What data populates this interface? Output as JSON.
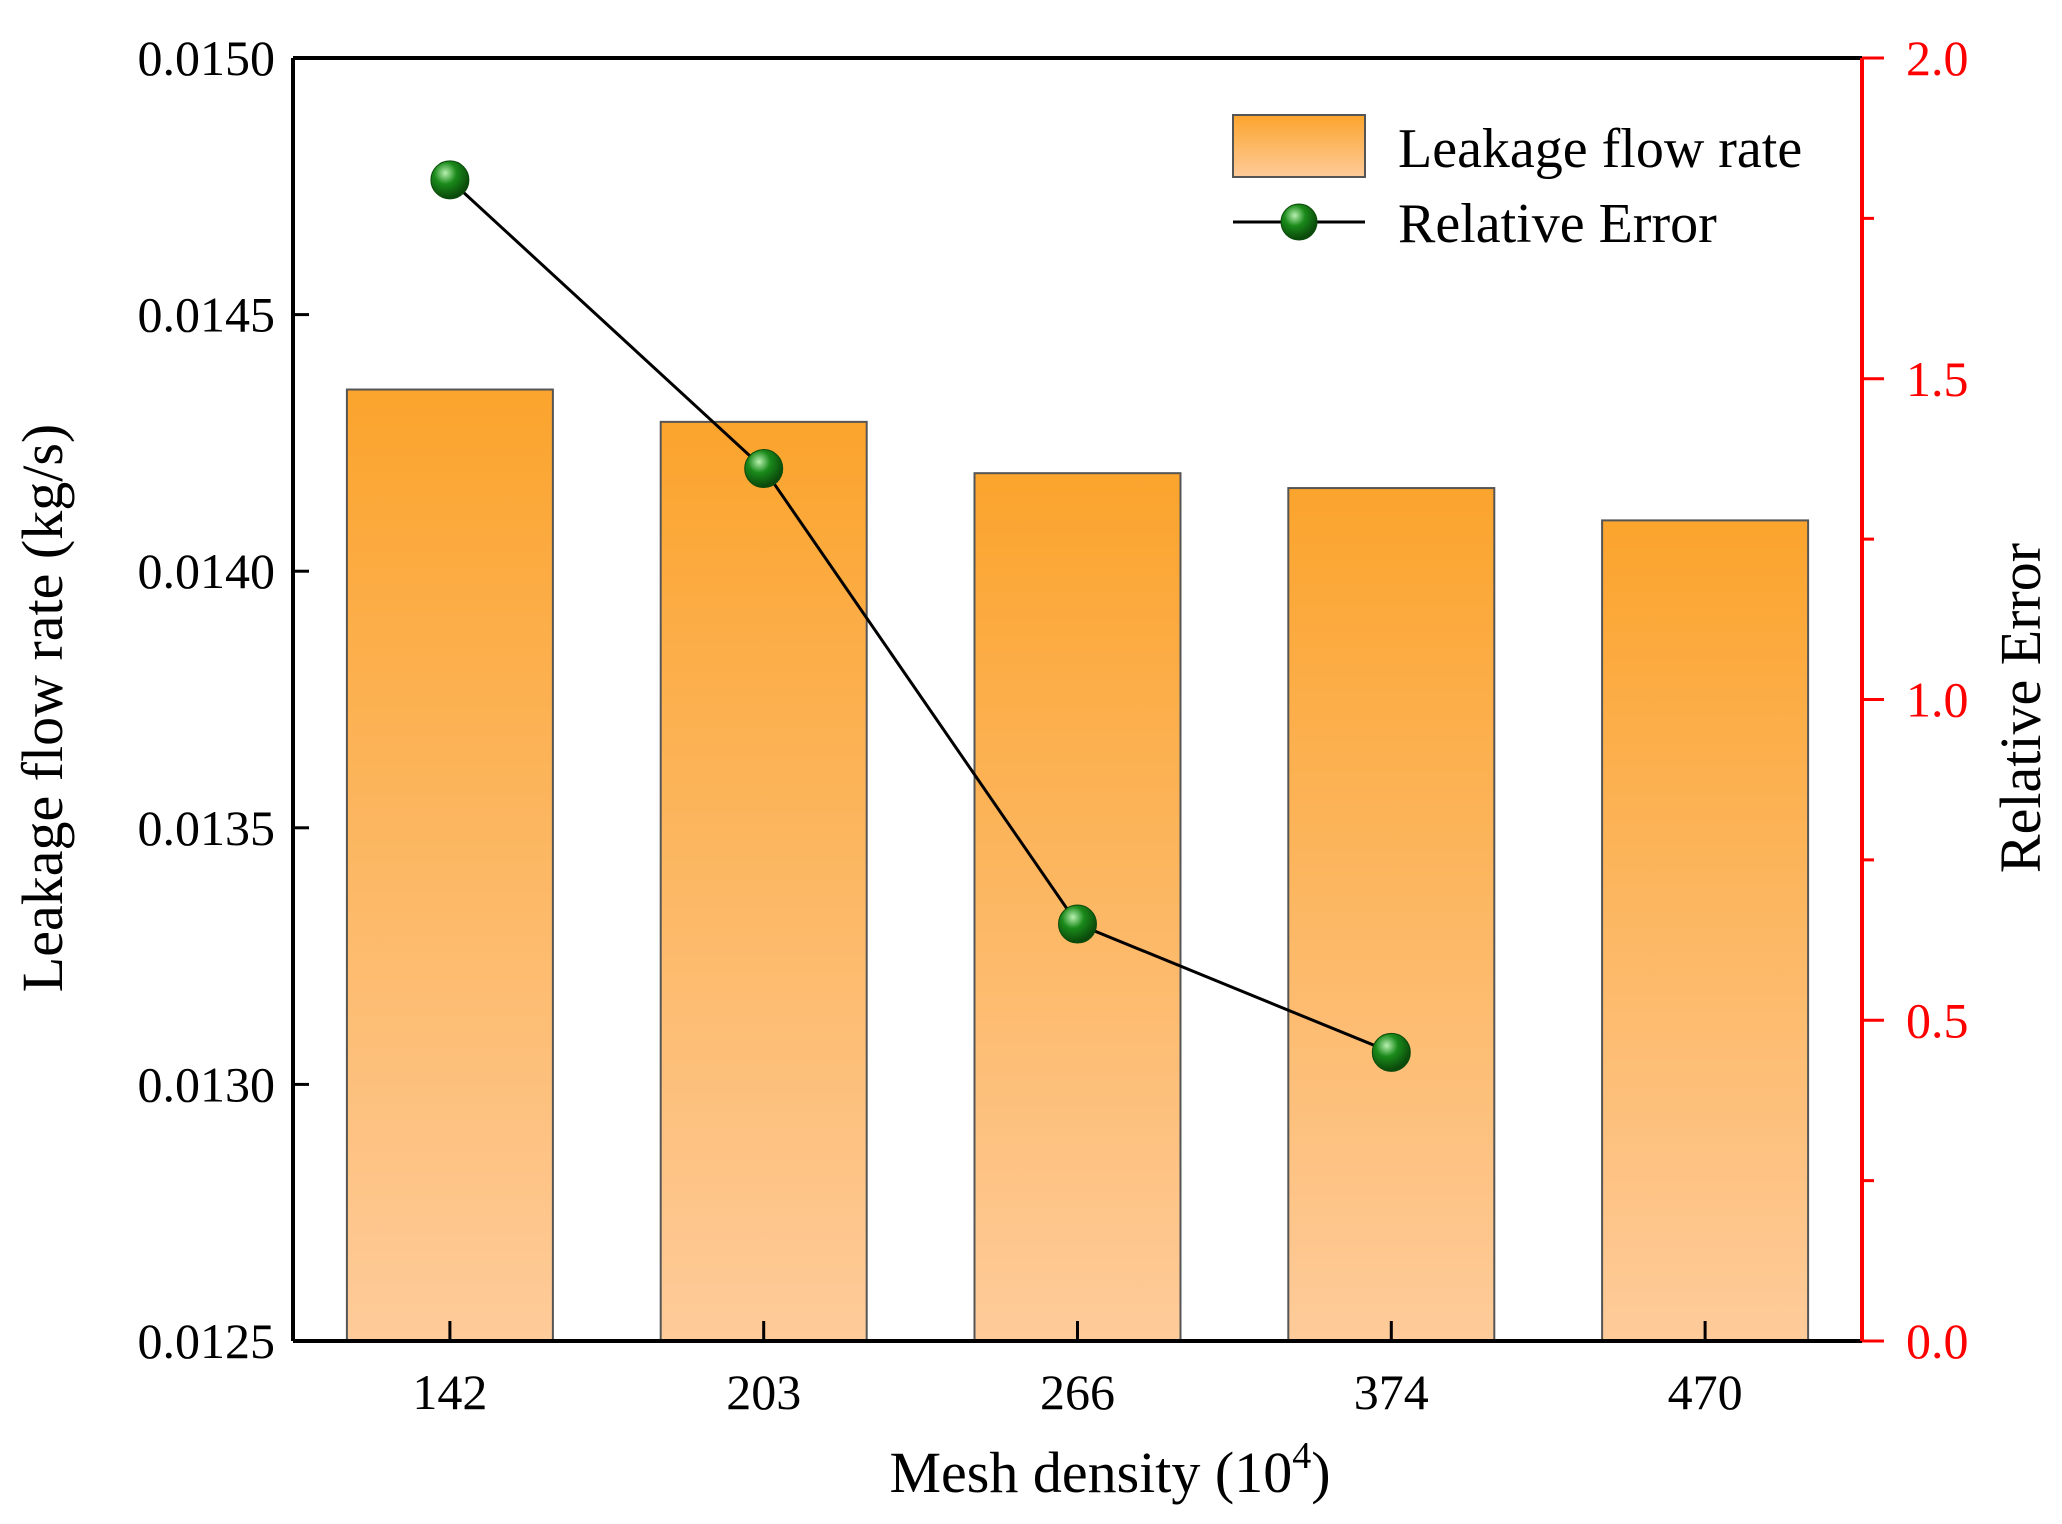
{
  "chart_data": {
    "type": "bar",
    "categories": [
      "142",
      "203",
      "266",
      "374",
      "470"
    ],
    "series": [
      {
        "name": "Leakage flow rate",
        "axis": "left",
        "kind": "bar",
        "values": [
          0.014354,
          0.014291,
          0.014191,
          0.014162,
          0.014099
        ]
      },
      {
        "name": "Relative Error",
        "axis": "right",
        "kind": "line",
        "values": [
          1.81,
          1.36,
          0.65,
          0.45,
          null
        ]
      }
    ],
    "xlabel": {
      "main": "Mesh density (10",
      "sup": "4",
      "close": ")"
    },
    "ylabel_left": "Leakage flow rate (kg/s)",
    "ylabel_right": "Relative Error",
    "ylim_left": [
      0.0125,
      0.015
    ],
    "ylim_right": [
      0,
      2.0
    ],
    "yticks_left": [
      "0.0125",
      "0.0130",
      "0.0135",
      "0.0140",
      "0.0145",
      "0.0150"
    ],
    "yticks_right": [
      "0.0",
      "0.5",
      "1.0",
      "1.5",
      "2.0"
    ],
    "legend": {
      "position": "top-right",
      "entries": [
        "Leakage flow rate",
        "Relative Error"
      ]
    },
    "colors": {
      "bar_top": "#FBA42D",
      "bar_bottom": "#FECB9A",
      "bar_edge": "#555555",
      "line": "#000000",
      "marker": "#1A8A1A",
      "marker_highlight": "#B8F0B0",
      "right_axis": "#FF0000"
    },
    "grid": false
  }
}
---
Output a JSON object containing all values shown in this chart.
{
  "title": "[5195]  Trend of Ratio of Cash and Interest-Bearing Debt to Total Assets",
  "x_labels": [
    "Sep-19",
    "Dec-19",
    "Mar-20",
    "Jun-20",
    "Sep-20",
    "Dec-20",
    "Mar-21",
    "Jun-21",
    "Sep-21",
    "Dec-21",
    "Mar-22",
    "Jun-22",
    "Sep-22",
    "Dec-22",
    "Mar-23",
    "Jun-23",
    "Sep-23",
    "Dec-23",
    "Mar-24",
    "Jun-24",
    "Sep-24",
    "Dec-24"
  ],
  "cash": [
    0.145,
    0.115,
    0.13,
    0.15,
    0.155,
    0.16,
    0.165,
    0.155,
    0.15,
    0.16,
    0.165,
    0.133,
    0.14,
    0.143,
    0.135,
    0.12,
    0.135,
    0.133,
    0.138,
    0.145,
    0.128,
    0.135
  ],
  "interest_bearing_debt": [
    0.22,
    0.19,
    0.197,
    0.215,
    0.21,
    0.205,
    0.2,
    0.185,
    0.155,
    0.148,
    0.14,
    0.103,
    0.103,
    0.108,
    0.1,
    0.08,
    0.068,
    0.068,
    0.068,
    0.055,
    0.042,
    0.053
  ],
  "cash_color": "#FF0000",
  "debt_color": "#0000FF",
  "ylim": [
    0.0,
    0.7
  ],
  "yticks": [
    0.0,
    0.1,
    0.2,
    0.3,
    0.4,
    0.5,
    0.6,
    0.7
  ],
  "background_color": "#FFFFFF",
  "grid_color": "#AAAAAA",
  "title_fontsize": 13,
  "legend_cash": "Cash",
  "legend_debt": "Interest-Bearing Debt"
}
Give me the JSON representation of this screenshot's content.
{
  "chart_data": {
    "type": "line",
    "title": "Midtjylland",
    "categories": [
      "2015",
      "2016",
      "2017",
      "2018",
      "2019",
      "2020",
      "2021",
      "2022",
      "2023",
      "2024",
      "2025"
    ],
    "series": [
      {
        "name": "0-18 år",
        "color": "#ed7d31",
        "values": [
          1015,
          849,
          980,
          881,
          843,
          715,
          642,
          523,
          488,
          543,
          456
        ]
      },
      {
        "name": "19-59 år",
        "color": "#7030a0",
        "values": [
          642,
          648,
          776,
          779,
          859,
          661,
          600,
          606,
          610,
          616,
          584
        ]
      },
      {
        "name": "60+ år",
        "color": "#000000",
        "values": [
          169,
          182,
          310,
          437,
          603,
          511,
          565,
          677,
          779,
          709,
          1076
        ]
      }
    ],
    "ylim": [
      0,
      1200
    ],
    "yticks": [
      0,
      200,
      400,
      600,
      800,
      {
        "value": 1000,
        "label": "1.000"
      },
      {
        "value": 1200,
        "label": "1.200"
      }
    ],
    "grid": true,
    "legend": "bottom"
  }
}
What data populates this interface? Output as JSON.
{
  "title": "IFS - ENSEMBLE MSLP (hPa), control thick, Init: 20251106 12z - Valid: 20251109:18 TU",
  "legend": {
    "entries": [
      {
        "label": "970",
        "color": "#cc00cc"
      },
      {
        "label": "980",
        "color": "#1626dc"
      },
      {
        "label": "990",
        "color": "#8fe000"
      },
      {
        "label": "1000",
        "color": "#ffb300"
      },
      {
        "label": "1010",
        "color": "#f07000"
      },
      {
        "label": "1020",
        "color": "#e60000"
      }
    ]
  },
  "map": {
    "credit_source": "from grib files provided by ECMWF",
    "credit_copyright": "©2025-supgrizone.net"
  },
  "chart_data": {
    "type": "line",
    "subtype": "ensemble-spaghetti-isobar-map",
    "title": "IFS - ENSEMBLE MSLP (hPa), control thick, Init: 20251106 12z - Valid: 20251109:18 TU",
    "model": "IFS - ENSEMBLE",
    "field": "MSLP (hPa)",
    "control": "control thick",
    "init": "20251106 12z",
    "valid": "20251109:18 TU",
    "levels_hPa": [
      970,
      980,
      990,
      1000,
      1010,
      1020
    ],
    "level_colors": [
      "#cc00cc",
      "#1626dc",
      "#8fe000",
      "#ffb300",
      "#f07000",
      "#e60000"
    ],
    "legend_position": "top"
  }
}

Short exercise -
Gather all lines with the string "Error" from the data.

Result below -
        "name": "Relative Error",
    "ylabel_right": "Relative Error",
        "Relative Error"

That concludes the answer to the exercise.